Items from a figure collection
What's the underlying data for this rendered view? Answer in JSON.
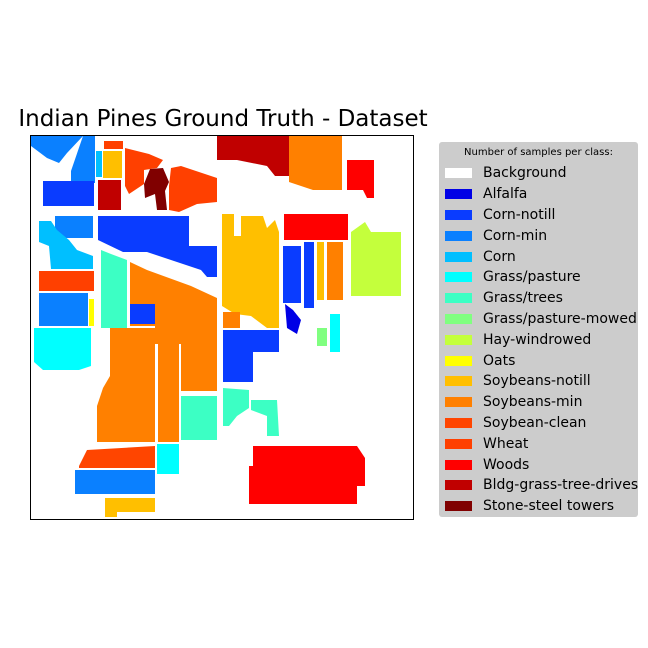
{
  "title": "Indian Pines Ground Truth - Dataset",
  "legend": {
    "title": "Number of samples per class:",
    "items": [
      {
        "label": "Background",
        "color": "#ffffff"
      },
      {
        "label": "Alfalfa",
        "color": "#0000e6"
      },
      {
        "label": "Corn-notill",
        "color": "#0a3cff"
      },
      {
        "label": "Corn-min",
        "color": "#0a80ff"
      },
      {
        "label": "Corn",
        "color": "#00bfff"
      },
      {
        "label": "Grass/pasture",
        "color": "#00ffff"
      },
      {
        "label": "Grass/trees",
        "color": "#3cffc4"
      },
      {
        "label": "Grass/pasture-mowed",
        "color": "#80ff80"
      },
      {
        "label": "Hay-windrowed",
        "color": "#c4ff3c"
      },
      {
        "label": "Oats",
        "color": "#ffff00"
      },
      {
        "label": "Soybeans-notill",
        "color": "#ffbf00"
      },
      {
        "label": "Soybeans-min",
        "color": "#ff8000"
      },
      {
        "label": "Soybean-clean",
        "color": "#ff4500"
      },
      {
        "label": "Wheat",
        "color": "#ff4000"
      },
      {
        "label": "Woods",
        "color": "#ff0000"
      },
      {
        "label": "Bldg-grass-tree-drives",
        "color": "#c00000"
      },
      {
        "label": "Stone-steel towers",
        "color": "#800000"
      }
    ]
  }
}
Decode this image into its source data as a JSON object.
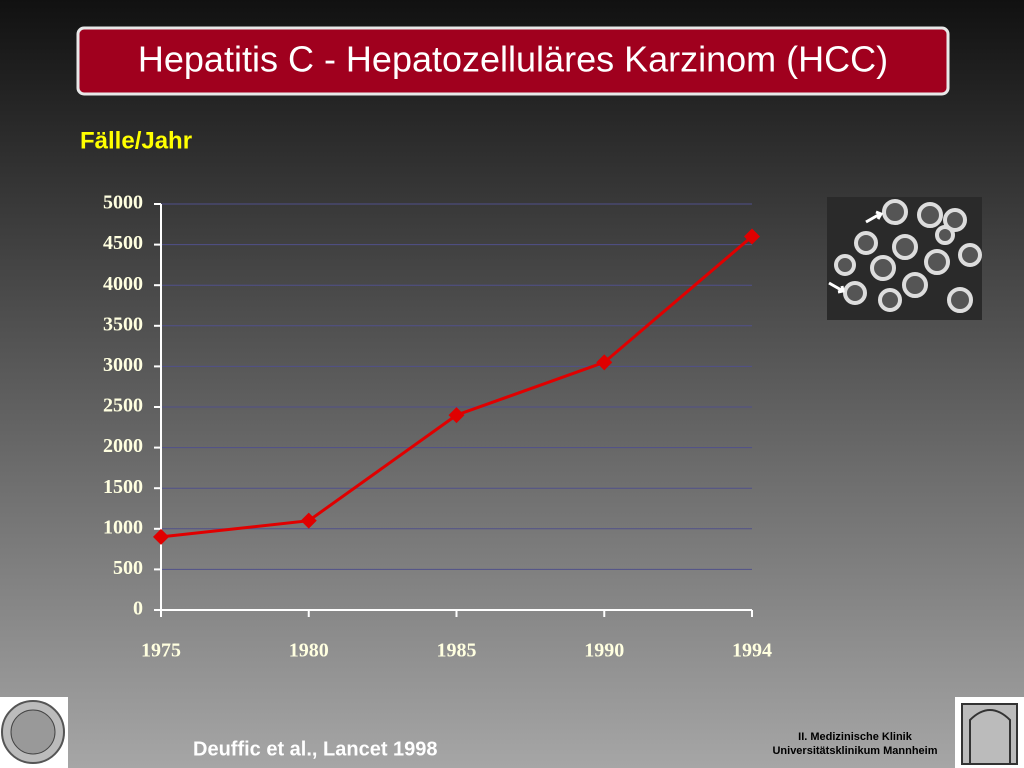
{
  "chart_data": {
    "type": "line",
    "title": "Hepatitis C - Hepatozelluläres Karzinom (HCC)",
    "y_label": "Fälle/Jahr",
    "categories": [
      "1975",
      "1980",
      "1985",
      "1990",
      "1994"
    ],
    "values": [
      900,
      1100,
      2400,
      3050,
      4600
    ],
    "color": "#e00000",
    "ylim": [
      0,
      5000
    ],
    "yticks": [
      0,
      500,
      1000,
      1500,
      2000,
      2500,
      3000,
      3500,
      4000,
      4500,
      5000
    ],
    "grid": true
  },
  "citation": "Deuffic et al., Lancet 1998",
  "footer": {
    "line1": "II. Medizinische Klinik",
    "line2": "Universitätsklinikum Mannheim"
  }
}
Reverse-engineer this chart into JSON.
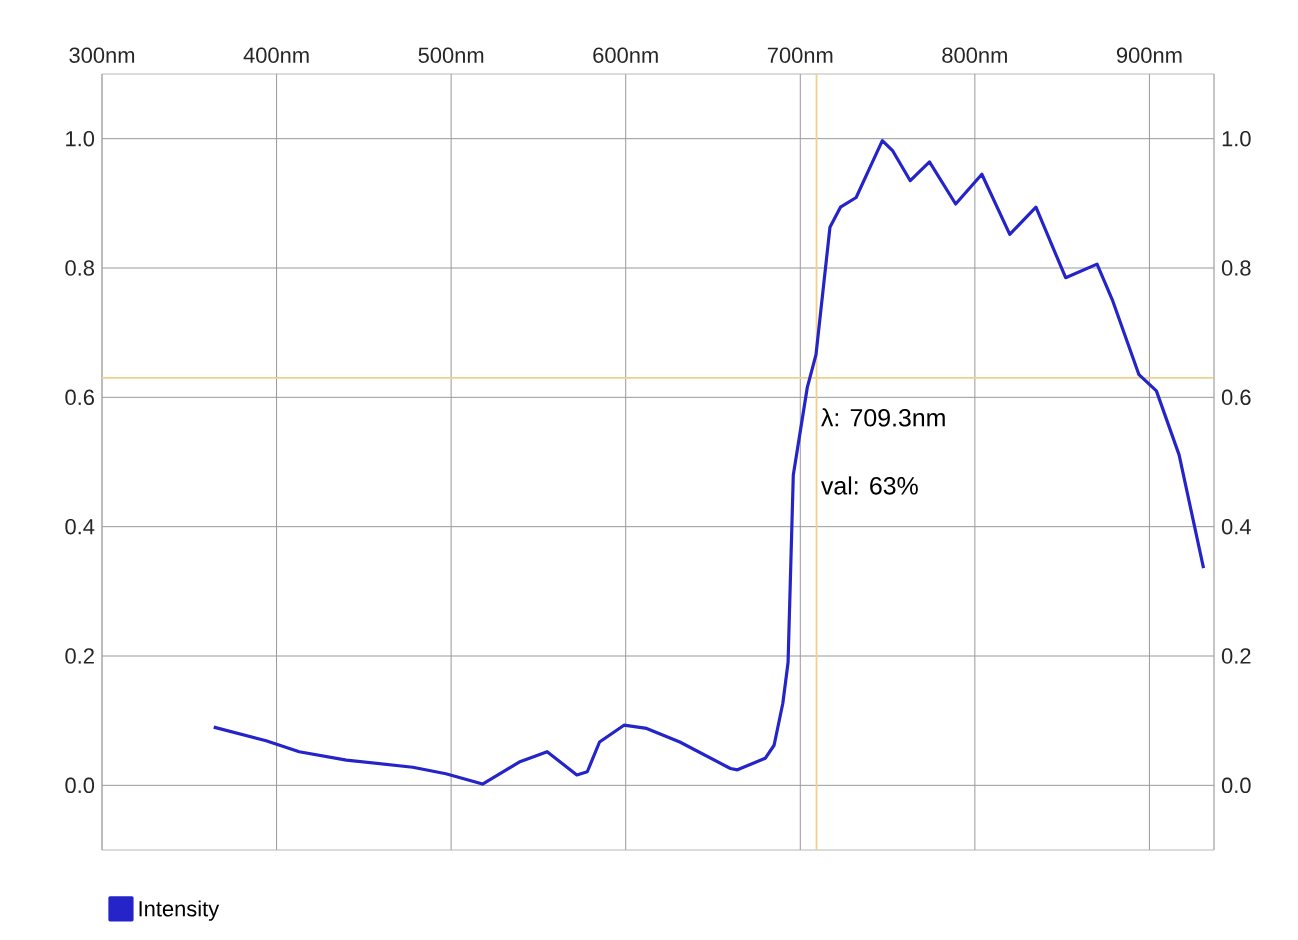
{
  "chart_data": {
    "type": "line",
    "x": [
      364,
      394,
      413,
      440,
      478,
      497,
      518,
      539,
      555,
      572,
      578,
      585,
      599,
      612,
      631,
      660,
      664,
      680,
      685,
      690,
      693,
      696,
      704,
      709,
      717,
      723,
      732,
      740,
      747,
      753,
      763,
      774,
      789,
      804,
      820,
      835,
      852,
      870,
      879,
      894,
      904,
      917,
      931
    ],
    "series": [
      {
        "name": "Intensity",
        "color": "#2424c8",
        "values": [
          0.09,
          0.069,
          0.052,
          0.039,
          0.028,
          0.018,
          0.002,
          0.036,
          0.052,
          0.016,
          0.021,
          0.067,
          0.093,
          0.088,
          0.067,
          0.026,
          0.024,
          0.042,
          0.062,
          0.127,
          0.19,
          0.48,
          0.615,
          0.666,
          0.863,
          0.894,
          0.909,
          0.956,
          0.997,
          0.981,
          0.935,
          0.964,
          0.899,
          0.945,
          0.852,
          0.894,
          0.785,
          0.806,
          0.749,
          0.635,
          0.61,
          0.511,
          0.336
        ]
      }
    ],
    "xlim": [
      300,
      937
    ],
    "xticks": [
      {
        "value": 300,
        "label": "300nm"
      },
      {
        "value": 400,
        "label": "400nm"
      },
      {
        "value": 500,
        "label": "500nm"
      },
      {
        "value": 600,
        "label": "600nm"
      },
      {
        "value": 700,
        "label": "700nm"
      },
      {
        "value": 800,
        "label": "800nm"
      },
      {
        "value": 900,
        "label": "900nm"
      }
    ],
    "ylim": [
      -0.1,
      1.1
    ],
    "yticks": [
      {
        "value": 0,
        "label": "0.0"
      },
      0.2,
      0.4,
      0.6,
      0.8,
      {
        "value": 1,
        "label": "1.0"
      }
    ],
    "y2lim": [
      -0.1,
      1.1
    ],
    "y2ticks": [
      {
        "value": 0,
        "label": "0.0"
      },
      0.2,
      0.4,
      0.6,
      0.8,
      {
        "value": 1,
        "label": "1.0"
      }
    ],
    "ref_lines": [
      {
        "axis": "x",
        "value": 709.3,
        "color": "#f2cf8c"
      },
      {
        "axis": "y",
        "value": 0.63,
        "color": "#f2cf8c"
      }
    ],
    "annotations": [
      "λ: 709.3nm",
      "val: 63%"
    ],
    "grid": true,
    "legend": "bottom left"
  }
}
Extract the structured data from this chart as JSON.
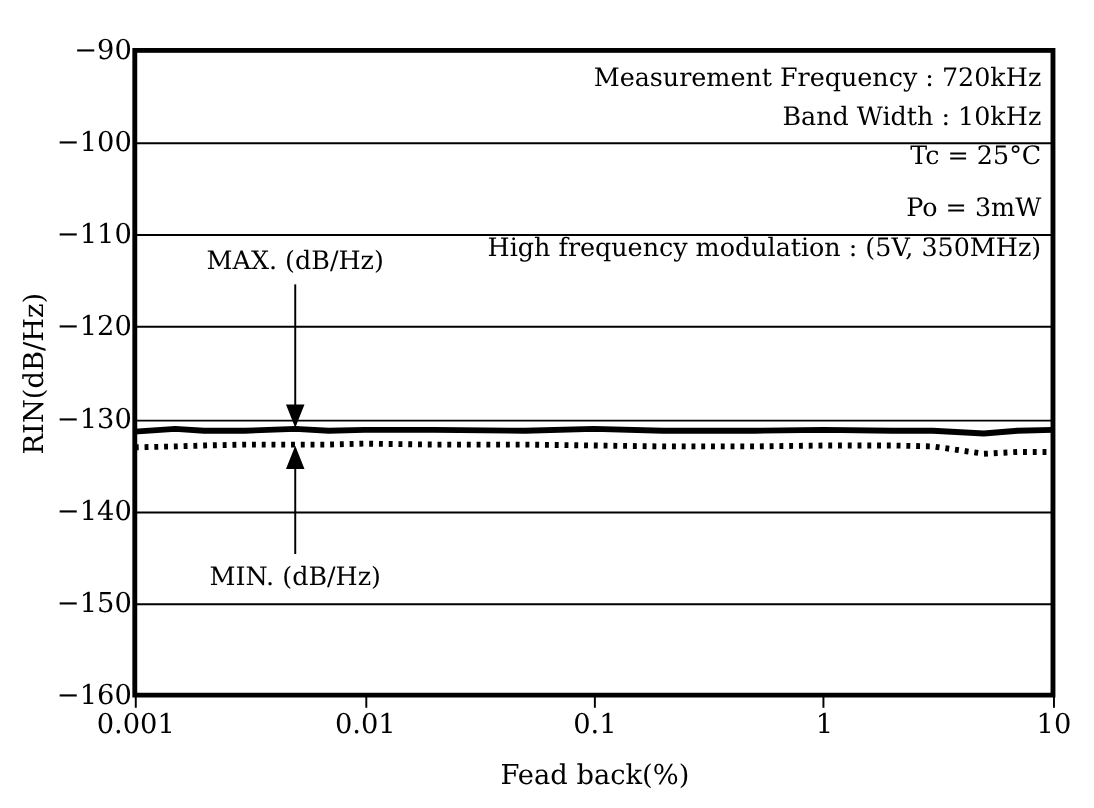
{
  "chart_data": {
    "type": "line",
    "xlabel": "Fead back(%)",
    "ylabel": "RIN(dB/Hz)",
    "log": "x",
    "xlim": [
      0.001,
      10
    ],
    "xticks": [
      0.001,
      0.01,
      0.1,
      1,
      10
    ],
    "ylim": [
      -160,
      -90
    ],
    "yticks": [
      -160,
      -150,
      -140,
      -130,
      -120,
      -110,
      -100,
      -90
    ],
    "grid": "y",
    "series": [
      {
        "color": "#000000",
        "line_style": "solid",
        "x": [
          0.001,
          0.0015,
          0.002,
          0.003,
          0.005,
          0.007,
          0.01,
          0.02,
          0.05,
          0.1,
          0.2,
          0.5,
          1,
          2,
          3,
          5,
          7,
          10
        ],
        "values": [
          -131.4,
          -131.1,
          -131.3,
          -131.3,
          -131.1,
          -131.3,
          -131.2,
          -131.2,
          -131.3,
          -131.1,
          -131.3,
          -131.3,
          -131.2,
          -131.3,
          -131.3,
          -131.6,
          -131.3,
          -131.2
        ]
      },
      {
        "color": "#000000",
        "line_style": "dotted",
        "x": [
          0.001,
          0.0015,
          0.002,
          0.003,
          0.005,
          0.007,
          0.01,
          0.02,
          0.05,
          0.1,
          0.2,
          0.5,
          1,
          2,
          3,
          5,
          7,
          10
        ],
        "values": [
          -133.1,
          -133.0,
          -132.9,
          -132.8,
          -132.8,
          -132.8,
          -132.7,
          -132.8,
          -132.8,
          -132.9,
          -133.0,
          -133.0,
          -132.9,
          -132.9,
          -133.0,
          -133.8,
          -133.6,
          -133.6
        ]
      }
    ],
    "annotations": [
      "Measurement Frequency : 720kHz",
      "Band Width : 10kHz",
      "Tc = 25°C",
      "Po = 3mW",
      "High frequency modulation : (5V, 350MHz)",
      {
        "text": "MAX. (dB/Hz)",
        "x": 0.005,
        "y": -131.1
      },
      {
        "text": "MIN. (dB/Hz)",
        "x": 0.005,
        "y": -132.8
      }
    ]
  }
}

WHAT IS BEING ASKED
Drop the images and repeat the data exactly.

SOLVED PROBLEM
What's the underlying data for this rendered view? Answer in JSON.
{
  "title": "Indian Pines Ground Truth - Dataset",
  "legend": {
    "title": "Number of samples per class:",
    "items": [
      {
        "label": "Background",
        "color": "#ffffff"
      },
      {
        "label": "Alfalfa",
        "color": "#0000e6"
      },
      {
        "label": "Corn-notill",
        "color": "#0a3cff"
      },
      {
        "label": "Corn-min",
        "color": "#0a80ff"
      },
      {
        "label": "Corn",
        "color": "#00bfff"
      },
      {
        "label": "Grass/pasture",
        "color": "#00ffff"
      },
      {
        "label": "Grass/trees",
        "color": "#3cffc4"
      },
      {
        "label": "Grass/pasture-mowed",
        "color": "#80ff80"
      },
      {
        "label": "Hay-windrowed",
        "color": "#c4ff3c"
      },
      {
        "label": "Oats",
        "color": "#ffff00"
      },
      {
        "label": "Soybeans-notill",
        "color": "#ffbf00"
      },
      {
        "label": "Soybeans-min",
        "color": "#ff8000"
      },
      {
        "label": "Soybean-clean",
        "color": "#ff4500"
      },
      {
        "label": "Wheat",
        "color": "#ff4000"
      },
      {
        "label": "Woods",
        "color": "#ff0000"
      },
      {
        "label": "Bldg-grass-tree-drives",
        "color": "#c00000"
      },
      {
        "label": "Stone-steel towers",
        "color": "#800000"
      }
    ]
  }
}
Decode this image into its source data as a JSON object.
{
  "chart_data": {
    "type": "line",
    "title": "Hepatitis C - Hepatozelluläres Karzinom (HCC)",
    "y_label": "Fälle/Jahr",
    "categories": [
      "1975",
      "1980",
      "1985",
      "1990",
      "1994"
    ],
    "values": [
      900,
      1100,
      2400,
      3050,
      4600
    ],
    "color": "#e00000",
    "ylim": [
      0,
      5000
    ],
    "yticks": [
      0,
      500,
      1000,
      1500,
      2000,
      2500,
      3000,
      3500,
      4000,
      4500,
      5000
    ],
    "grid": true
  },
  "citation": "Deuffic et al., Lancet 1998",
  "footer": {
    "line1": "II. Medizinische Klinik",
    "line2": "Universitätsklinikum Mannheim"
  }
}
Reverse-engineer this chart into JSON.
{
  "chart_data": {
    "type": "line",
    "x": [
      364,
      394,
      413,
      440,
      478,
      497,
      518,
      539,
      555,
      572,
      578,
      585,
      599,
      612,
      631,
      660,
      664,
      680,
      685,
      690,
      693,
      696,
      704,
      709,
      717,
      723,
      732,
      740,
      747,
      753,
      763,
      774,
      789,
      804,
      820,
      835,
      852,
      870,
      879,
      894,
      904,
      917,
      931
    ],
    "series": [
      {
        "name": "Intensity",
        "color": "#2424c8",
        "values": [
          0.09,
          0.069,
          0.052,
          0.039,
          0.028,
          0.018,
          0.002,
          0.036,
          0.052,
          0.016,
          0.021,
          0.067,
          0.093,
          0.088,
          0.067,
          0.026,
          0.024,
          0.042,
          0.062,
          0.127,
          0.19,
          0.48,
          0.615,
          0.666,
          0.863,
          0.894,
          0.909,
          0.956,
          0.997,
          0.981,
          0.935,
          0.964,
          0.899,
          0.945,
          0.852,
          0.894,
          0.785,
          0.806,
          0.749,
          0.635,
          0.61,
          0.511,
          0.336
        ]
      }
    ],
    "xlim": [
      300,
      937
    ],
    "xticks": [
      {
        "value": 300,
        "label": "300nm"
      },
      {
        "value": 400,
        "label": "400nm"
      },
      {
        "value": 500,
        "label": "500nm"
      },
      {
        "value": 600,
        "label": "600nm"
      },
      {
        "value": 700,
        "label": "700nm"
      },
      {
        "value": 800,
        "label": "800nm"
      },
      {
        "value": 900,
        "label": "900nm"
      }
    ],
    "ylim": [
      -0.1,
      1.1
    ],
    "yticks": [
      {
        "value": 0,
        "label": "0.0"
      },
      0.2,
      0.4,
      0.6,
      0.8,
      {
        "value": 1,
        "label": "1.0"
      }
    ],
    "y2lim": [
      -0.1,
      1.1
    ],
    "y2ticks": [
      {
        "value": 0,
        "label": "0.0"
      },
      0.2,
      0.4,
      0.6,
      0.8,
      {
        "value": 1,
        "label": "1.0"
      }
    ],
    "ref_lines": [
      {
        "axis": "x",
        "value": 709.3,
        "color": "#f2cf8c"
      },
      {
        "axis": "y",
        "value": 0.63,
        "color": "#f2cf8c"
      }
    ],
    "annotations": [
      "λ: 709.3nm",
      "val: 63%"
    ],
    "grid": true,
    "legend": "bottom left"
  }
}
Extract the structured data from this chart as JSON.
{
  "chart_data": {
    "type": "line",
    "xlabel": "Fead back(%)",
    "ylabel": "RIN(dB/Hz)",
    "log": "x",
    "xlim": [
      0.001,
      10
    ],
    "xticks": [
      0.001,
      0.01,
      0.1,
      1,
      10
    ],
    "ylim": [
      -160,
      -90
    ],
    "yticks": [
      -160,
      -150,
      -140,
      -130,
      -120,
      -110,
      -100,
      -90
    ],
    "grid": "y",
    "series": [
      {
        "color": "#000000",
        "line_style": "solid",
        "x": [
          0.001,
          0.0015,
          0.002,
          0.003,
          0.005,
          0.007,
          0.01,
          0.02,
          0.05,
          0.1,
          0.2,
          0.5,
          1,
          2,
          3,
          5,
          7,
          10
        ],
        "values": [
          -131.4,
          -131.1,
          -131.3,
          -131.3,
          -131.1,
          -131.3,
          -131.2,
          -131.2,
          -131.3,
          -131.1,
          -131.3,
          -131.3,
          -131.2,
          -131.3,
          -131.3,
          -131.6,
          -131.3,
          -131.2
        ]
      },
      {
        "color": "#000000",
        "line_style": "dotted",
        "x": [
          0.001,
          0.0015,
          0.002,
          0.003,
          0.005,
          0.007,
          0.01,
          0.02,
          0.05,
          0.1,
          0.2,
          0.5,
          1,
          2,
          3,
          5,
          7,
          10
        ],
        "values": [
          -133.1,
          -133.0,
          -132.9,
          -132.8,
          -132.8,
          -132.8,
          -132.7,
          -132.8,
          -132.8,
          -132.9,
          -133.0,
          -133.0,
          -132.9,
          -132.9,
          -133.0,
          -133.8,
          -133.6,
          -133.6
        ]
      }
    ],
    "annotations": [
      "Measurement Frequency : 720kHz",
      "Band Width : 10kHz",
      "Tc = 25°C",
      "Po = 3mW",
      "High frequency modulation : (5V, 350MHz)",
      {
        "text": "MAX. (dB/Hz)",
        "x": 0.005,
        "y": -131.1
      },
      {
        "text": "MIN. (dB/Hz)",
        "x": 0.005,
        "y": -132.8
      }
    ]
  }
}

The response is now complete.